**Extracted entries**
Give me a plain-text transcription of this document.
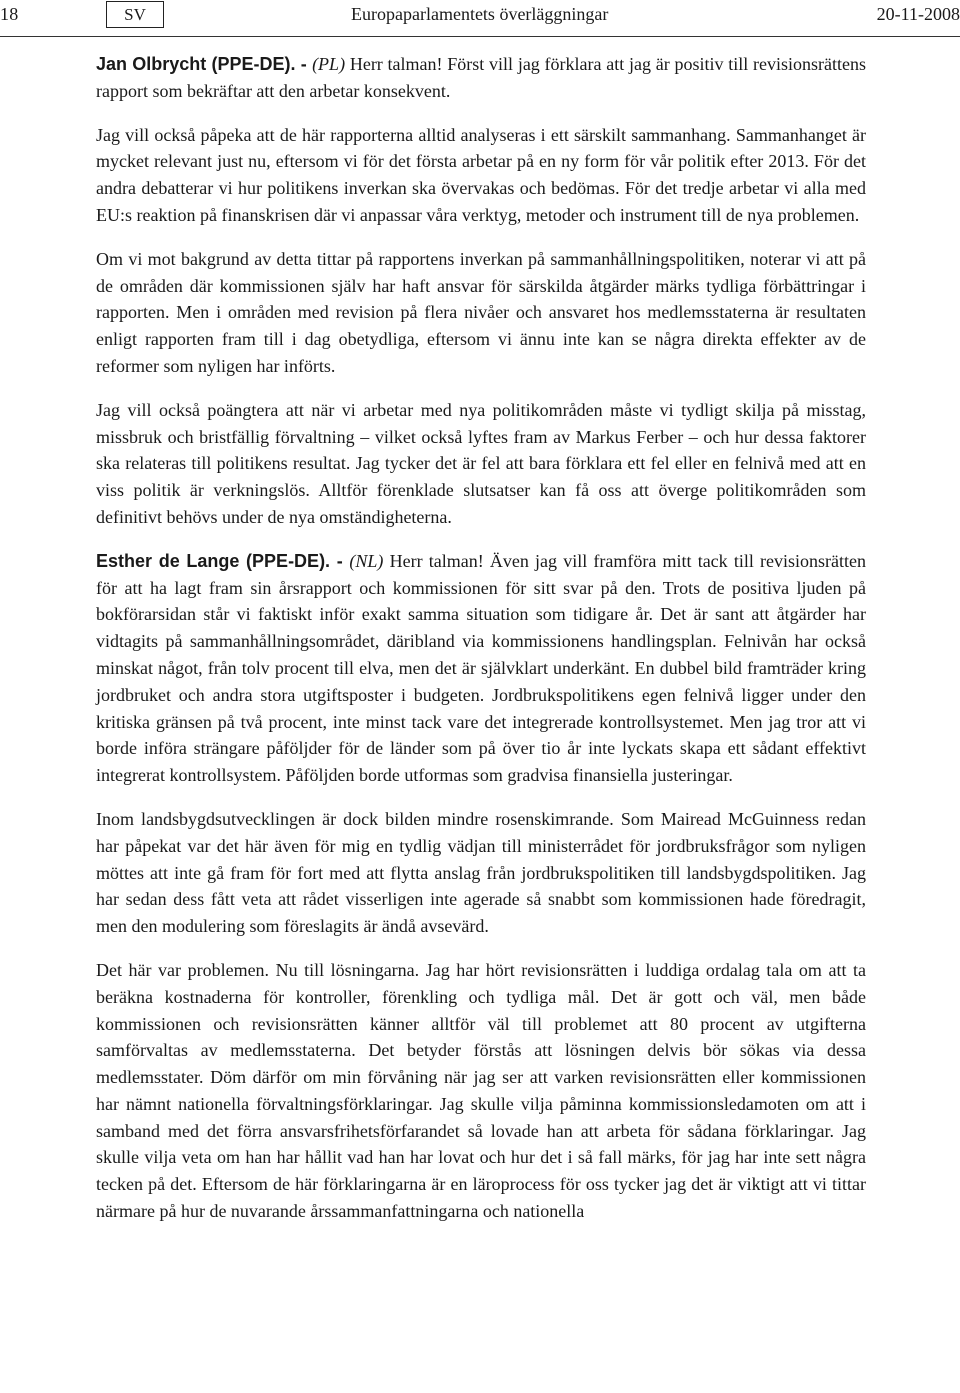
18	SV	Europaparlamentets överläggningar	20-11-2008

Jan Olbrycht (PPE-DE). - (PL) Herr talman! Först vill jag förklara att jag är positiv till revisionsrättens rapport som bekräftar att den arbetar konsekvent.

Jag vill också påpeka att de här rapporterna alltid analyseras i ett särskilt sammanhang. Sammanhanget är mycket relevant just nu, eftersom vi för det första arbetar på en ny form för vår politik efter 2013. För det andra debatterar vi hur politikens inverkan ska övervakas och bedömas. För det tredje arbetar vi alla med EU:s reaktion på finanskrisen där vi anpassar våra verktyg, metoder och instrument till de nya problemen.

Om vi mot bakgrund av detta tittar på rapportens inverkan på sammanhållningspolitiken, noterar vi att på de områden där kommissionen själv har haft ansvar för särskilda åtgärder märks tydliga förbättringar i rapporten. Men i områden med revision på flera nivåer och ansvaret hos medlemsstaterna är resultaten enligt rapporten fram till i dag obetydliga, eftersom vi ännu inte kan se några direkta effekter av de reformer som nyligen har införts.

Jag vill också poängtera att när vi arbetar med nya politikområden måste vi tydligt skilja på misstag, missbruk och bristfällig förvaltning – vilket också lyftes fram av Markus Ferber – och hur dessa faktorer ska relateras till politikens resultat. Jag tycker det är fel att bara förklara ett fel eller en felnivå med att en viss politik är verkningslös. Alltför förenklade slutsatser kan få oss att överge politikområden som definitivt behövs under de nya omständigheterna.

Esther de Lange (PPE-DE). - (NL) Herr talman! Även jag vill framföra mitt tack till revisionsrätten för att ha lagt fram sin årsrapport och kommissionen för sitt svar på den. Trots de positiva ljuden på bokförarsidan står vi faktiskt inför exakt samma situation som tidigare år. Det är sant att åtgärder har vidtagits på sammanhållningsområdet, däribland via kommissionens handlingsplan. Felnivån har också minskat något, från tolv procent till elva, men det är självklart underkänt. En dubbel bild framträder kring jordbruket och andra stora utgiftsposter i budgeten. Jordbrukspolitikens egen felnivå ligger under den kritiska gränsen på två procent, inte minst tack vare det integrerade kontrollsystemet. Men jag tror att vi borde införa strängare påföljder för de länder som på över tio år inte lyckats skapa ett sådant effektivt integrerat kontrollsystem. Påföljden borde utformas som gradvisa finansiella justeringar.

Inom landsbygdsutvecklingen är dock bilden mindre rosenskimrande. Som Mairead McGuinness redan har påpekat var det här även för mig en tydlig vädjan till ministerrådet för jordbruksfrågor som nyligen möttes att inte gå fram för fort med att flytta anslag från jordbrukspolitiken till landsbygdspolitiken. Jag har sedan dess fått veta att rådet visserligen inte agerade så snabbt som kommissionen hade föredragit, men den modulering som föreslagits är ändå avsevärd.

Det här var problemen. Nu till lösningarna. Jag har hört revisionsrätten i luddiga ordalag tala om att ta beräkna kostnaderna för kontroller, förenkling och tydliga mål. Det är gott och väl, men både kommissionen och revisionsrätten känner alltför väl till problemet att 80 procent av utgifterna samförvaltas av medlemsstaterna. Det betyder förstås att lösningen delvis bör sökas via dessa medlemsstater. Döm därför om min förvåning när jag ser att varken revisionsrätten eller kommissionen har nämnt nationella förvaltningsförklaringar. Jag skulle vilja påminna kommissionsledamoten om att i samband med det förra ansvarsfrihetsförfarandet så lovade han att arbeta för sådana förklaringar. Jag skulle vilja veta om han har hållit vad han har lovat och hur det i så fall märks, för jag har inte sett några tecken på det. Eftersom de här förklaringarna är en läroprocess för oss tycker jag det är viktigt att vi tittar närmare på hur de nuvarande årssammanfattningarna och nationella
...
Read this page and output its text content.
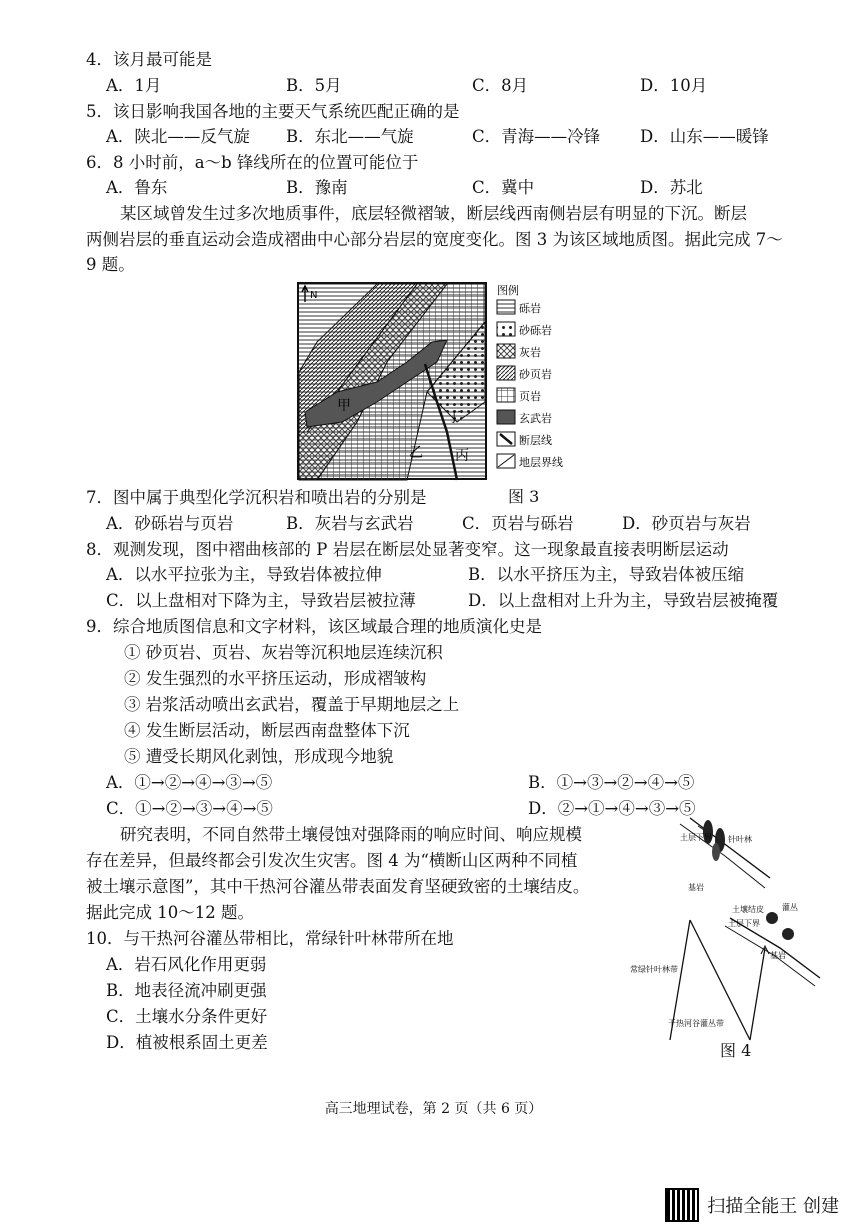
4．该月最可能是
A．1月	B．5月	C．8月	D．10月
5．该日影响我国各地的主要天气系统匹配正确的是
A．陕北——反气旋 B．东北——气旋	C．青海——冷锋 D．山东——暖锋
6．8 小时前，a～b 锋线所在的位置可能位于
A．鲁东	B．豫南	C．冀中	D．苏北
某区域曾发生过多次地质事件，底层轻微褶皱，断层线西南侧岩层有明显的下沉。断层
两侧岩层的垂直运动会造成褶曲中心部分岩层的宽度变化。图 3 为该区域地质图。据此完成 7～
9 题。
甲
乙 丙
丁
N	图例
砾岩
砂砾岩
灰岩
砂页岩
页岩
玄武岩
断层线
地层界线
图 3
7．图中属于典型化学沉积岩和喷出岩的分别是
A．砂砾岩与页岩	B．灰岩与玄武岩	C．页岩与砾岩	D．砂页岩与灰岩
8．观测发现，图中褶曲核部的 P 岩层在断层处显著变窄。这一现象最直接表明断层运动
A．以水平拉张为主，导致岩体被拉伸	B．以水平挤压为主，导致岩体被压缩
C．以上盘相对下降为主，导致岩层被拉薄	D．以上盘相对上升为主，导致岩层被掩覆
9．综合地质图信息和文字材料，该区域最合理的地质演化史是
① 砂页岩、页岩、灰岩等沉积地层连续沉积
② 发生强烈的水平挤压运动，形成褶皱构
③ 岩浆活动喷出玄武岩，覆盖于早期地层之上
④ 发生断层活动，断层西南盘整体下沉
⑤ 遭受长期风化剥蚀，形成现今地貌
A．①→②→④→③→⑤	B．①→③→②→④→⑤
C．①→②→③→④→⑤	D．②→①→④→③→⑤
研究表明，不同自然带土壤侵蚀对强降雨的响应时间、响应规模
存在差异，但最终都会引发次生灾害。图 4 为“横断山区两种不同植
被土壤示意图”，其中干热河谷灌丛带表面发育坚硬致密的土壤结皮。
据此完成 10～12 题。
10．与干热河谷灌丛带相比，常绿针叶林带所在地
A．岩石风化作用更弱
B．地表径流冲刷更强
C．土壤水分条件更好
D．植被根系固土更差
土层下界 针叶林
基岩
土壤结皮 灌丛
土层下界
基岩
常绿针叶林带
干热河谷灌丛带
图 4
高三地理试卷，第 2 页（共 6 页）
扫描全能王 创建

**Instructions to follow**
Copy every line above that includes the string "据此完成".

**Output of the task**
两侧岩层的垂直运动会造成褶曲中心部分岩层的宽度变化。图 3 为该区域地质图。据此完成 7～
据此完成 10～12 题。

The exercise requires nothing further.